[Records from a data collection]
begin

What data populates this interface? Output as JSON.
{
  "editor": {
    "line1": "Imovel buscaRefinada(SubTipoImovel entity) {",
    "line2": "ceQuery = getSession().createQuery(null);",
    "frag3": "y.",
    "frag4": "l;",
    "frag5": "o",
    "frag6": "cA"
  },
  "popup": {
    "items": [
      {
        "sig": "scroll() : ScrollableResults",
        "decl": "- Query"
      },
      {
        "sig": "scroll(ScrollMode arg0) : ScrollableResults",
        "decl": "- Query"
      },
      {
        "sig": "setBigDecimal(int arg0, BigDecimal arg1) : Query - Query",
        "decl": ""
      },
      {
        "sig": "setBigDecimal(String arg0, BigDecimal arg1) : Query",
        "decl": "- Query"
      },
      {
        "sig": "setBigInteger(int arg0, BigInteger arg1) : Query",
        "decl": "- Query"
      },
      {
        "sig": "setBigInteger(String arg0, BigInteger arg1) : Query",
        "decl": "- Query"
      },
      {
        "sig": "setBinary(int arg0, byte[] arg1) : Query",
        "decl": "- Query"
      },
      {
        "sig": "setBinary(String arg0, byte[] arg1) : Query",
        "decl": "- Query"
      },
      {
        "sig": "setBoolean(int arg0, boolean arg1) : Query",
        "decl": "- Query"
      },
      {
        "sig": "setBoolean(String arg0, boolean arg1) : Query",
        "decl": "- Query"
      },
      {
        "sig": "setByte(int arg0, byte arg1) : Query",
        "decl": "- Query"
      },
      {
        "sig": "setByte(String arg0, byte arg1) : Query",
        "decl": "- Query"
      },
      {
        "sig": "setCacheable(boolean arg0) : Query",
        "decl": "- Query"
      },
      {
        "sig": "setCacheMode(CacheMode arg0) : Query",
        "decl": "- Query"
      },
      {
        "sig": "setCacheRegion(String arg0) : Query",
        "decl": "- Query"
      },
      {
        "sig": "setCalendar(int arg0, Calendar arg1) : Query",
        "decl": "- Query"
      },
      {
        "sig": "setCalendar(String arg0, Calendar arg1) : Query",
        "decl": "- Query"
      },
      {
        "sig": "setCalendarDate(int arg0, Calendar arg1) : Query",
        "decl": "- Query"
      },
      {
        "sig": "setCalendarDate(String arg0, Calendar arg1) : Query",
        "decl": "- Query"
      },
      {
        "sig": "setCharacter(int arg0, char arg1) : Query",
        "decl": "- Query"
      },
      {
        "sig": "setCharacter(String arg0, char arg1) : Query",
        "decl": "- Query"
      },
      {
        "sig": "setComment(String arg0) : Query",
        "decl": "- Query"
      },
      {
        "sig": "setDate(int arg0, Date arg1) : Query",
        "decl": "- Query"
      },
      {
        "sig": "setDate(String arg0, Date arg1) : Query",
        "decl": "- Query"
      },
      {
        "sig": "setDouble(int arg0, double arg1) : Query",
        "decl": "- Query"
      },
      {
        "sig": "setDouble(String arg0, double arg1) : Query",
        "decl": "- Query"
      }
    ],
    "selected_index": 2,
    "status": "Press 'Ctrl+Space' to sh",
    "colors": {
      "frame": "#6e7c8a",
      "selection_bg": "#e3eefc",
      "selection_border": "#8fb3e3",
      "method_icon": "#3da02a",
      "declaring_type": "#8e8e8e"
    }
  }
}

end
begin

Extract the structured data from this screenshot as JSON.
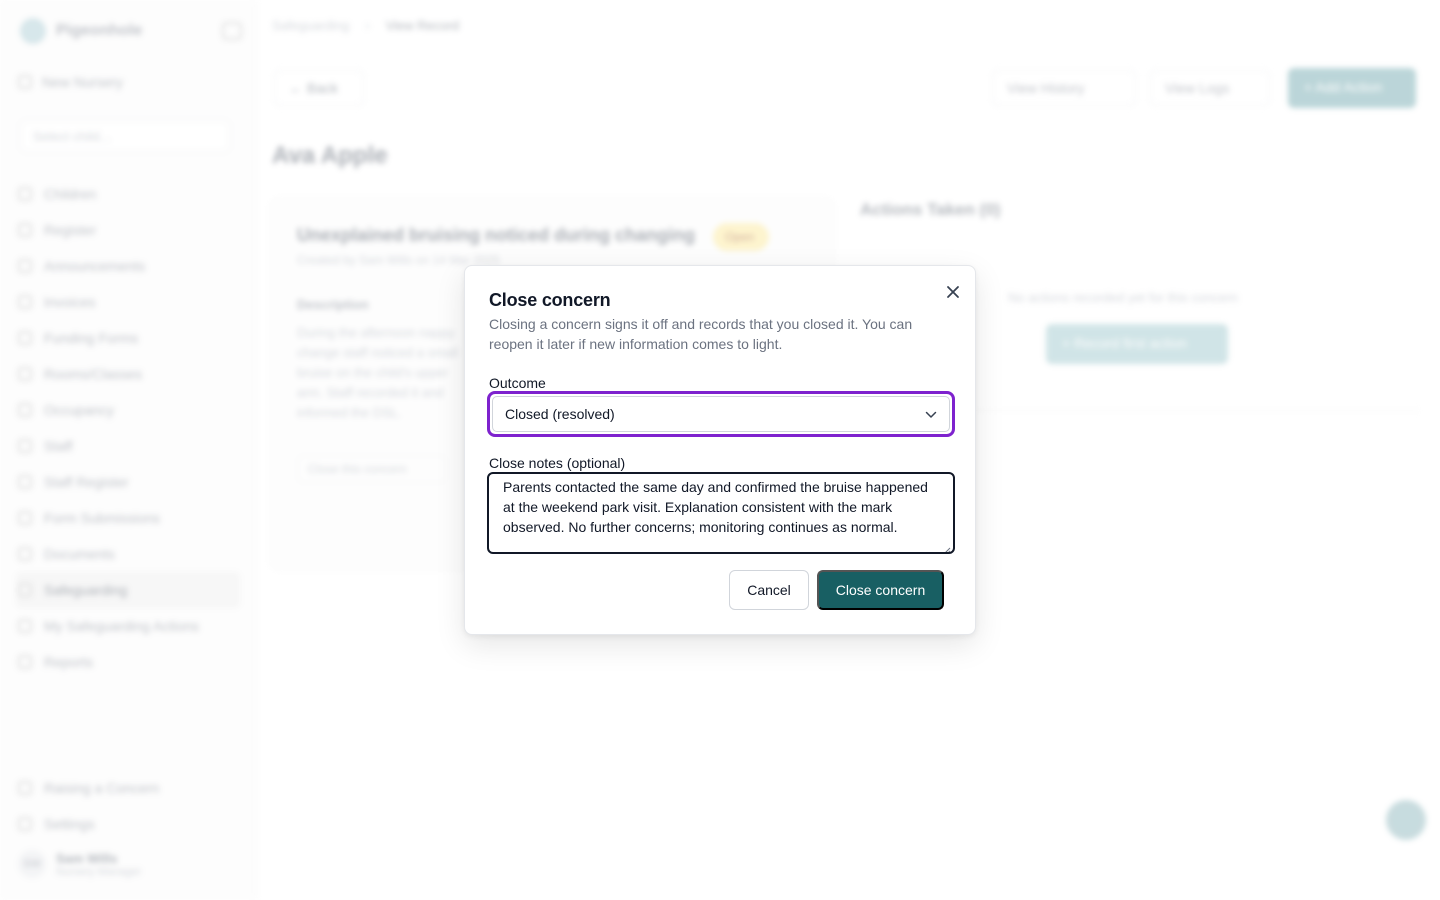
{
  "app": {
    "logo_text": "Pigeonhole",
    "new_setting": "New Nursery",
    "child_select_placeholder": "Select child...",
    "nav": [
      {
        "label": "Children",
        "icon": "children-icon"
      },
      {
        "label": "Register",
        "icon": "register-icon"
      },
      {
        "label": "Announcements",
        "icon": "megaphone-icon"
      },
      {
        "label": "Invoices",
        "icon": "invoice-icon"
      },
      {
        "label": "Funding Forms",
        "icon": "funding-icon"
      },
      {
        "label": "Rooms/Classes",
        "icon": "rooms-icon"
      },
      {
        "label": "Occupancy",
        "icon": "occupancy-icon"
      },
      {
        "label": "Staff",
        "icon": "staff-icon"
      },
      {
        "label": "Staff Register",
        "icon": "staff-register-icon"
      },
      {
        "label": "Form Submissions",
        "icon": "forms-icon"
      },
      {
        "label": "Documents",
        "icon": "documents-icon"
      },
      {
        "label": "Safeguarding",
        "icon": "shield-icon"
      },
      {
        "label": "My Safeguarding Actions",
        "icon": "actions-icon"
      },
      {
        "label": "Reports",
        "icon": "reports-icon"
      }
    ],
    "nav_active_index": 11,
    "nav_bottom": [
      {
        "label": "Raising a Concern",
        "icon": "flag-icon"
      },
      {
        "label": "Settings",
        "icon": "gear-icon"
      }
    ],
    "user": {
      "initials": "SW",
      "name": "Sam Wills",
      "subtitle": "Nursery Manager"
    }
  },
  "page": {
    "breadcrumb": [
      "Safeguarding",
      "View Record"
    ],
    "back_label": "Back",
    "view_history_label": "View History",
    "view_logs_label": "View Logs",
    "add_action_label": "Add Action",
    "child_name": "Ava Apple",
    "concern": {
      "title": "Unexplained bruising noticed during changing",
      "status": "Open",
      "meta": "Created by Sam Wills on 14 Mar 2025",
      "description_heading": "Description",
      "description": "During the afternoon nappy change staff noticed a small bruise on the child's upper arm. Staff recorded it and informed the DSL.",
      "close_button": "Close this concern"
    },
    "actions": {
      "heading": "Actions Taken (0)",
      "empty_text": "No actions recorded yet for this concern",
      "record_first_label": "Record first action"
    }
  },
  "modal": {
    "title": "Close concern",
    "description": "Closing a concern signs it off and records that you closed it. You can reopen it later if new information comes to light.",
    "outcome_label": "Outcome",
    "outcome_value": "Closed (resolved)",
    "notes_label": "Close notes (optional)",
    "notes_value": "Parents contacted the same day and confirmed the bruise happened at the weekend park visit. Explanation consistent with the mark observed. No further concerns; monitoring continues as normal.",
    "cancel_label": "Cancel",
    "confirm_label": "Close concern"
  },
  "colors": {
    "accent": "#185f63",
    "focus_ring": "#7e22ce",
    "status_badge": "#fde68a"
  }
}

end

Instructions for the task: State the number of lines in these entries that include the string "setBoolean". Provide nothing beyond that number.

Finished answer: 2